Available data start
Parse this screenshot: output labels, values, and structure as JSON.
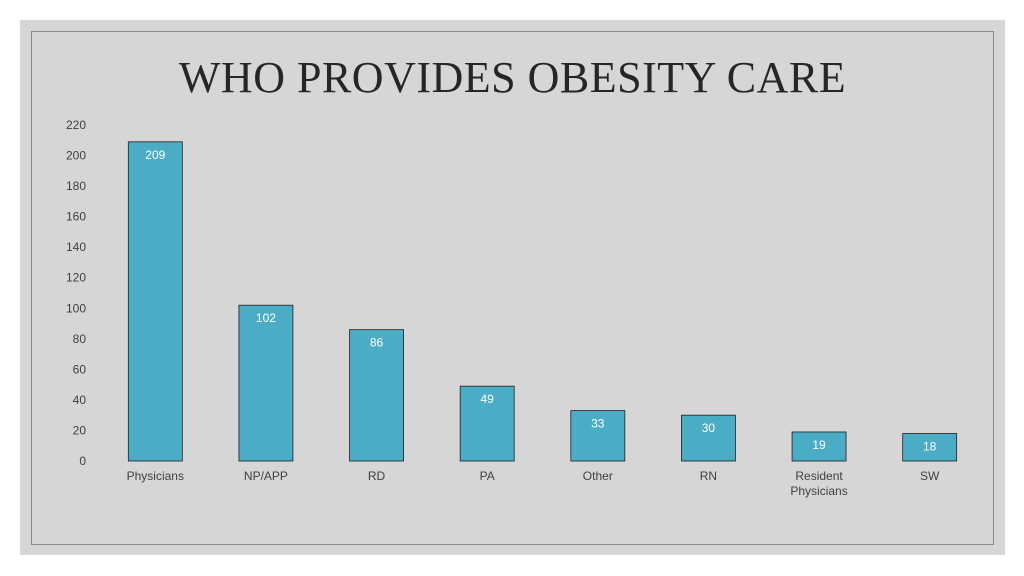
{
  "chart_data": {
    "type": "bar",
    "title": "WHO PROVIDES OBESITY CARE",
    "categories": [
      "Physicians",
      "NP/APP",
      "RD",
      "PA",
      "Other",
      "RN",
      "Resident Physicians",
      "SW"
    ],
    "category_lines": [
      [
        "Physicians"
      ],
      [
        "NP/APP"
      ],
      [
        "RD"
      ],
      [
        "PA"
      ],
      [
        "Other"
      ],
      [
        "RN"
      ],
      [
        "Resident",
        "Physicians"
      ],
      [
        "SW"
      ]
    ],
    "values": [
      209,
      102,
      86,
      49,
      33,
      30,
      19,
      18
    ],
    "ylim": [
      0,
      220
    ],
    "yticks": [
      0,
      20,
      40,
      60,
      80,
      100,
      120,
      140,
      160,
      180,
      200,
      220
    ],
    "grid": false,
    "legend": "none",
    "bar_color": "#4bacc6"
  }
}
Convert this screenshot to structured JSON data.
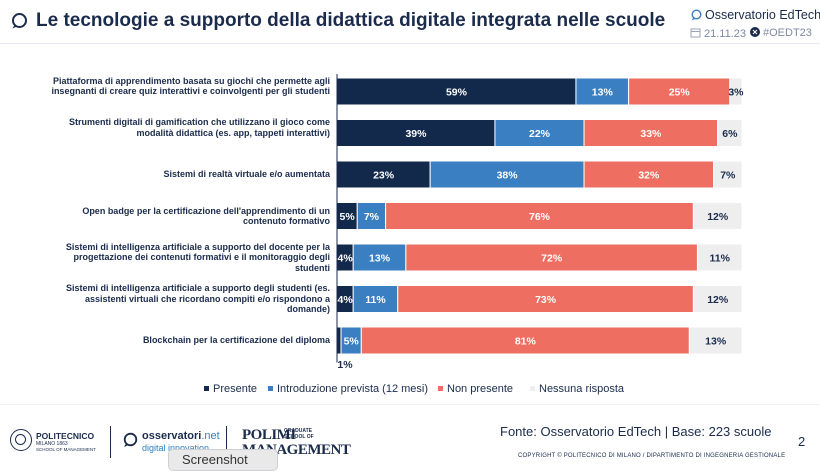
{
  "header": {
    "title": "Le tecnologie a supporto della didattica digitale integrata nelle scuole",
    "brand": "Osservatorio EdTech",
    "date": "21.11.23",
    "hashtag": "#OEDT23"
  },
  "colors": {
    "presente": "#13294b",
    "introduzione": "#3a7fc1",
    "non_presente": "#ee6f62",
    "nessuna": "#eeeeee",
    "text": "#1a2b4c"
  },
  "chart_data": {
    "type": "bar",
    "orientation": "horizontal",
    "stacked": true,
    "categories": [
      "Piattaforma di apprendimento basata su giochi che permette agli insegnanti di creare quiz interattivi e coinvolgenti per gli studenti",
      "Strumenti digitali di gamification che utilizzano il gioco come modalità didattica (es. app, tappeti interattivi)",
      "Sistemi di realtà virtuale e/o aumentata",
      "Open badge per la certificazione dell'apprendimento di un contenuto formativo",
      "Sistemi di intelligenza artificiale a supporto del docente per la progettazione dei contenuti formativi e il monitoraggio degli studenti",
      "Sistemi di intelligenza artificiale a supporto degli studenti (es. assistenti virtuali che ricordano compiti e/o rispondono a domande)",
      "Blockchain per la certificazione del diploma"
    ],
    "series": [
      {
        "name": "Presente",
        "values": [
          59,
          39,
          23,
          5,
          4,
          4,
          1
        ]
      },
      {
        "name": "Introduzione prevista (12 mesi)",
        "values": [
          13,
          22,
          38,
          7,
          13,
          11,
          5
        ]
      },
      {
        "name": "Non presente",
        "values": [
          25,
          33,
          32,
          76,
          72,
          73,
          81
        ]
      },
      {
        "name": "Nessuna risposta",
        "values": [
          3,
          6,
          7,
          12,
          11,
          12,
          13
        ]
      }
    ],
    "unit": "%",
    "xlim": [
      0,
      100
    ],
    "legend": "bottom"
  },
  "footer": {
    "source": "Fonte: Osservatorio EdTech | Base: 223 scuole",
    "copyright": "COPYRIGHT © POLITECNICO DI MILANO / DIPARTIMENTO DI INGEGNERIA GESTIONALE",
    "page": "2",
    "logo1_name": "POLITECNICO",
    "logo1_sub": "MILANO 1863",
    "logo1_sub2": "SCHOOL OF MANAGEMENT",
    "logo2_name": "osservatori",
    "logo2_net": ".net",
    "logo2_sub": "digital innovation",
    "logo3_line1": "POLIMI",
    "logo3_line2": "MANAGEMENT",
    "logo3_side1": "GRADUATE",
    "logo3_side2": "SCHOOL OF",
    "tooltip": "Screenshot"
  }
}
Available data end
Given exercise:
Find and copy each line above that includes the string "MANAGEMENT".

Result:
    "logo1_sub2": "SCHOOL OF MANAGEMENT",
    "logo3_line2": "MANAGEMENT",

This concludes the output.